-- EXTRACTED ENTRIES start --

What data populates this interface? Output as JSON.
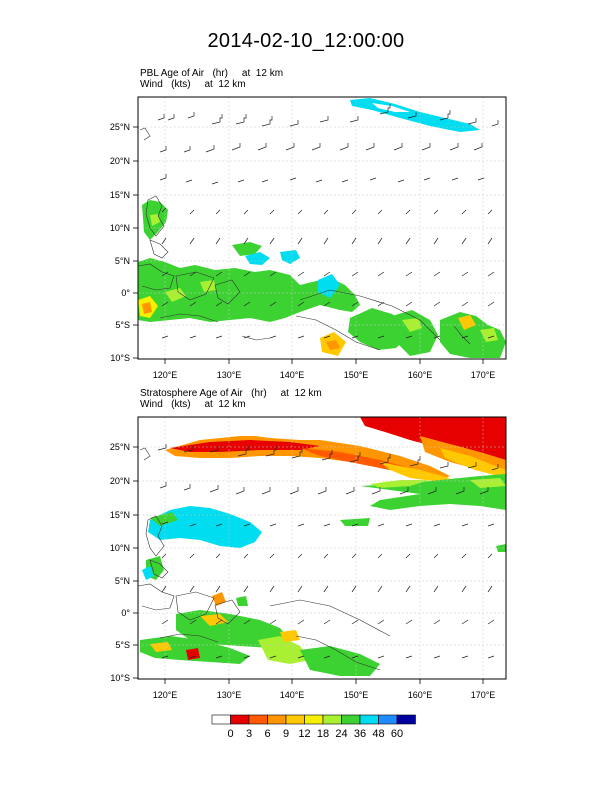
{
  "title": "2014-02-10_12:00:00",
  "panels": [
    {
      "field_label": "PBL Age of Air   (hr)     at  12 km",
      "wind_label": "Wind   (kts)     at  12 km",
      "lat_ticks": [
        "25°N",
        "20°N",
        "15°N",
        "10°N",
        "5°N",
        "0°",
        "5°S",
        "10°S"
      ],
      "lon_ticks": [
        "120°E",
        "130°E",
        "140°E",
        "150°E",
        "160°E",
        "170°E"
      ]
    },
    {
      "field_label": "Stratosphere Age of Air   (hr)     at  12 km",
      "wind_label": "Wind   (kts)     at  12 km",
      "lat_ticks": [
        "25°N",
        "20°N",
        "15°N",
        "10°N",
        "5°N",
        "0°",
        "5°S",
        "10°S"
      ],
      "lon_ticks": [
        "120°E",
        "130°E",
        "140°E",
        "150°E",
        "160°E",
        "170°E"
      ]
    }
  ],
  "map_extent": {
    "lon_min": 116,
    "lon_max": 174,
    "lat_min": -10,
    "lat_max": 29
  },
  "colorbar": {
    "levels": [
      "0",
      "3",
      "6",
      "9",
      "12",
      "18",
      "24",
      "36",
      "48",
      "60"
    ],
    "colors": [
      "#ffffff",
      "#e60000",
      "#ff5a00",
      "#ff9600",
      "#ffc800",
      "#f5f000",
      "#aaf032",
      "#3cd232",
      "#00dcf0",
      "#1e8cff",
      "#0000a0"
    ]
  }
}
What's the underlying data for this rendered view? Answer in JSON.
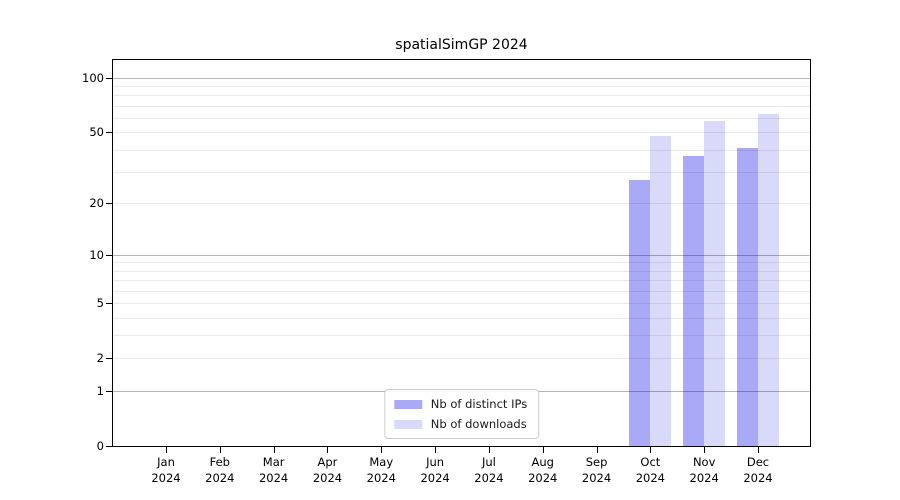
{
  "chart_data": {
    "type": "bar",
    "title": "spatialSimGP 2024",
    "categories": [
      "Jan 2024",
      "Feb 2024",
      "Mar 2024",
      "Apr 2024",
      "May 2024",
      "Jun 2024",
      "Jul 2024",
      "Aug 2024",
      "Sep 2024",
      "Oct 2024",
      "Nov 2024",
      "Dec 2024"
    ],
    "months": [
      "Jan",
      "Feb",
      "Mar",
      "Apr",
      "May",
      "Jun",
      "Jul",
      "Aug",
      "Sep",
      "Oct",
      "Nov",
      "Dec"
    ],
    "year": "2024",
    "series": [
      {
        "name": "Nb of distinct IPs",
        "color": "#a9a9f8",
        "values": [
          0,
          0,
          0,
          0,
          0,
          0,
          0,
          0,
          0,
          27,
          37,
          41
        ]
      },
      {
        "name": "Nb of downloads",
        "color": "#d9d9fa",
        "values": [
          0,
          0,
          0,
          0,
          0,
          0,
          0,
          0,
          0,
          48,
          58,
          63
        ]
      }
    ],
    "y_axis": {
      "scale": "log1p",
      "tick_values": [
        0,
        1,
        2,
        5,
        10,
        20,
        50,
        100
      ],
      "decade_gridlines": [
        1,
        10,
        100
      ],
      "minor_gridlines": [
        2,
        3,
        4,
        5,
        6,
        7,
        8,
        9,
        20,
        30,
        40,
        50,
        60,
        70,
        80,
        90
      ],
      "max": 125
    },
    "grid": true,
    "legend_position": "bottom-center",
    "colors": {
      "bar_ips": "#a9a9f8",
      "bar_downloads": "#d9d9fa",
      "decade_grid": "#b6b6b6",
      "minor_grid": "#ebebeb",
      "spine": "#000000"
    }
  }
}
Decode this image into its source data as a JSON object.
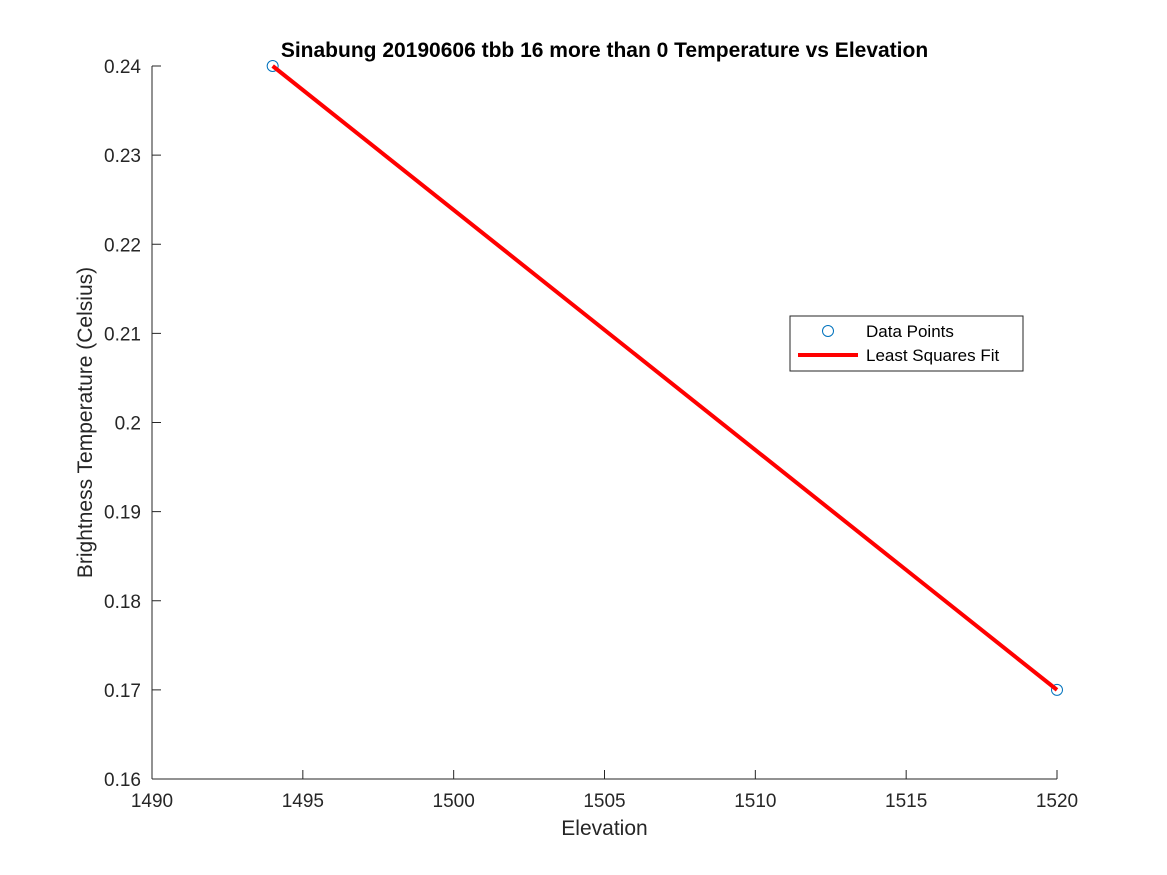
{
  "chart_data": {
    "type": "scatter",
    "title": "Sinabung 20190606 tbb 16 more than 0 Temperature vs Elevation",
    "xlabel": "Elevation",
    "ylabel": "Brightness Temperature (Celsius)",
    "xlim": [
      1490,
      1520
    ],
    "ylim": [
      0.16,
      0.24
    ],
    "xticks": [
      1490,
      1495,
      1500,
      1505,
      1510,
      1515,
      1520
    ],
    "yticks": [
      0.16,
      0.17,
      0.18,
      0.19,
      0.2,
      0.21,
      0.22,
      0.23,
      0.24
    ],
    "xtick_labels": [
      "1490",
      "1495",
      "1500",
      "1505",
      "1510",
      "1515",
      "1520"
    ],
    "ytick_labels": [
      "0.16",
      "0.17",
      "0.18",
      "0.19",
      "0.2",
      "0.21",
      "0.22",
      "0.23",
      "0.24"
    ],
    "grid": false,
    "legend_position": "right",
    "series": [
      {
        "name": "Data Points",
        "kind": "markers",
        "marker": "circle",
        "color": "#0072BD",
        "x": [
          1494,
          1520
        ],
        "y": [
          0.24,
          0.17
        ]
      },
      {
        "name": "Least Squares Fit",
        "kind": "line",
        "color": "#FF0000",
        "x": [
          1494,
          1520
        ],
        "y": [
          0.24,
          0.17
        ]
      }
    ]
  }
}
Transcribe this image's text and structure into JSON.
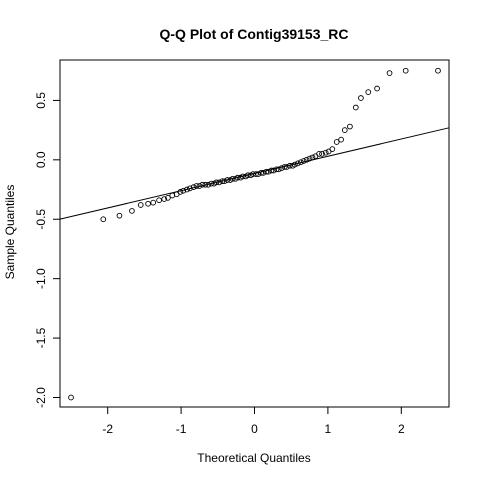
{
  "chart_data": {
    "type": "scatter",
    "title": "Q-Q Plot of Contig39153_RC",
    "xlabel": "Theoretical Quantiles",
    "ylabel": "Sample Quantiles",
    "xlim": [
      -2.65,
      2.65
    ],
    "ylim": [
      -2.08,
      0.84
    ],
    "x_ticks": [
      -2,
      -1,
      0,
      1,
      2
    ],
    "x_tick_labels": [
      "-2",
      "-1",
      "0",
      "1",
      "2"
    ],
    "y_ticks": [
      -2.0,
      -1.5,
      -1.0,
      -0.5,
      0.0,
      0.5
    ],
    "y_tick_labels": [
      "-2.0",
      "-1.5",
      "-1.0",
      "-0.5",
      "0.0",
      "0.5"
    ],
    "grid": false,
    "legend": "none",
    "reference_line": {
      "intercept": -0.115,
      "slope": 0.145
    },
    "points": {
      "x": [
        -2.5,
        -2.06,
        -1.84,
        -1.67,
        -1.55,
        -1.45,
        -1.38,
        -1.3,
        -1.23,
        -1.18,
        -1.12,
        -1.06,
        -1.01,
        -0.97,
        -0.92,
        -0.88,
        -0.83,
        -0.79,
        -0.75,
        -0.71,
        -0.67,
        -0.63,
        -0.59,
        -0.55,
        -0.52,
        -0.48,
        -0.44,
        -0.41,
        -0.37,
        -0.33,
        -0.3,
        -0.26,
        -0.23,
        -0.19,
        -0.16,
        -0.12,
        -0.09,
        -0.05,
        -0.02,
        0.02,
        0.05,
        0.09,
        0.12,
        0.16,
        0.19,
        0.23,
        0.26,
        0.3,
        0.33,
        0.37,
        0.41,
        0.44,
        0.48,
        0.52,
        0.55,
        0.59,
        0.63,
        0.67,
        0.71,
        0.75,
        0.79,
        0.83,
        0.88,
        0.92,
        0.97,
        1.01,
        1.06,
        1.12,
        1.18,
        1.23,
        1.3,
        1.38,
        1.45,
        1.55,
        1.67,
        1.84,
        2.06,
        2.5
      ],
      "y": [
        -2.0,
        -0.5,
        -0.47,
        -0.43,
        -0.38,
        -0.37,
        -0.36,
        -0.34,
        -0.33,
        -0.32,
        -0.3,
        -0.29,
        -0.27,
        -0.26,
        -0.25,
        -0.24,
        -0.23,
        -0.22,
        -0.22,
        -0.21,
        -0.21,
        -0.21,
        -0.2,
        -0.2,
        -0.19,
        -0.19,
        -0.18,
        -0.18,
        -0.17,
        -0.17,
        -0.16,
        -0.16,
        -0.15,
        -0.15,
        -0.14,
        -0.14,
        -0.13,
        -0.13,
        -0.12,
        -0.12,
        -0.12,
        -0.11,
        -0.11,
        -0.1,
        -0.1,
        -0.09,
        -0.09,
        -0.08,
        -0.08,
        -0.07,
        -0.06,
        -0.06,
        -0.05,
        -0.05,
        -0.04,
        -0.03,
        -0.02,
        -0.01,
        0.0,
        0.01,
        0.02,
        0.03,
        0.05,
        0.05,
        0.06,
        0.07,
        0.09,
        0.15,
        0.17,
        0.25,
        0.28,
        0.44,
        0.52,
        0.57,
        0.6,
        0.73,
        0.75,
        0.75
      ]
    }
  }
}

-- EXTRACTED ENTRIES end --

> _OBJECTIVE_
Pick out every line above that contains the word "title" and copy it.

> _COMPLETED TASK_
  "title": "2014-02-10_12:00:00",
    "title": "spatialSimGP 2024",
    "title": "Sinabung 20190606 tbb 16 more than 0 Temperature vs Elevation",
    "title": "Q-Q Plot of Contig39153_RC",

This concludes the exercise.